◆ WHAT THE EXERCISE ASKS: Scan the entries below. Report each line where the string "name" occurs.

◆ DATA SUPPLIED:
* * * * *
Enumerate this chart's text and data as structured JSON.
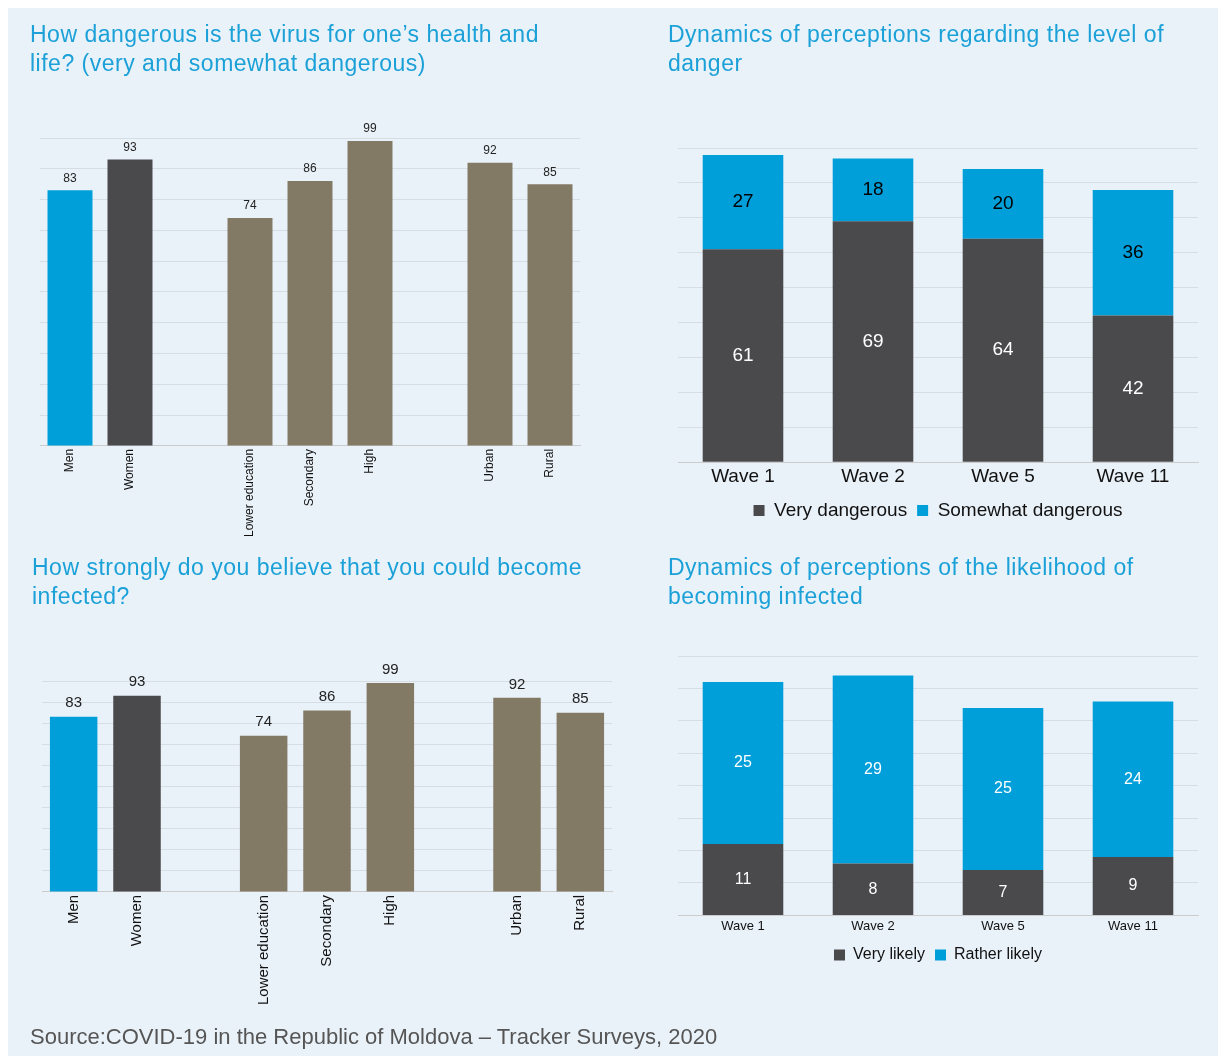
{
  "chart_data": [
    {
      "type": "bar",
      "title": "How dangerous is the virus for one’s health and life? (very and somewhat dangerous)",
      "categories": [
        "Men",
        "Women",
        null,
        "Lower education",
        "Secondary",
        "High",
        null,
        "Urban",
        "Rural"
      ],
      "values": [
        83,
        93,
        null,
        74,
        86,
        99,
        null,
        92,
        85
      ],
      "colors": [
        "#009fda",
        "#4a4a4c",
        null,
        "#837a66",
        "#837a66",
        "#837a66",
        null,
        "#837a66",
        "#837a66"
      ],
      "tick_labels": "x",
      "grid": "y",
      "data_labels": true
    },
    {
      "type": "bar",
      "title": "Dynamics of perceptions regarding the level of danger",
      "categories": [
        "Wave 1",
        "Wave 2",
        "Wave 5",
        "Wave 11"
      ],
      "stacked": true,
      "series": [
        {
          "name": "Very dangerous",
          "color": "#4a4a4c",
          "values": [
            61,
            69,
            64,
            42
          ]
        },
        {
          "name": "Somewhat dangerous",
          "color": "#009fda",
          "values": [
            27,
            18,
            20,
            36
          ]
        }
      ],
      "tick_labels": "x",
      "grid": "y",
      "data_labels": true,
      "legend": "bottom"
    },
    {
      "type": "bar",
      "title": "How strongly do you believe that you could become infected?",
      "categories": [
        "Men",
        "Women",
        null,
        "Lower education",
        "Secondary",
        "High",
        null,
        "Urban",
        "Rural"
      ],
      "values": [
        83,
        93,
        null,
        74,
        86,
        99,
        null,
        92,
        85
      ],
      "colors": [
        "#009fda",
        "#4a4a4c",
        null,
        "#837a66",
        "#837a66",
        "#837a66",
        null,
        "#837a66",
        "#837a66"
      ],
      "tick_labels": "x",
      "grid": "y",
      "data_labels": true
    },
    {
      "type": "bar",
      "title": "Dynamics of perceptions of the likelihood of becoming infected",
      "categories": [
        "Wave 1",
        "Wave 2",
        "Wave 5",
        "Wave 11"
      ],
      "stacked": true,
      "series": [
        {
          "name": "Very likely",
          "color": "#4a4a4c",
          "values": [
            11,
            8,
            7,
            9
          ]
        },
        {
          "name": "Rather likely",
          "color": "#009fda",
          "values": [
            25,
            29,
            25,
            24
          ]
        }
      ],
      "tick_labels": "x",
      "grid": "y",
      "data_labels": true,
      "legend": "bottom",
      "annotations": [
        "Source:COVID-19 in the Republic of Moldova – Tracker Surveys, 2020"
      ]
    }
  ]
}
* * * * *
◆ RESULT BELOW:
          "name": "Very dangerous",
          "name": "Somewhat dangerous",
          "name": "Very likely",
          "name": "Rather likely",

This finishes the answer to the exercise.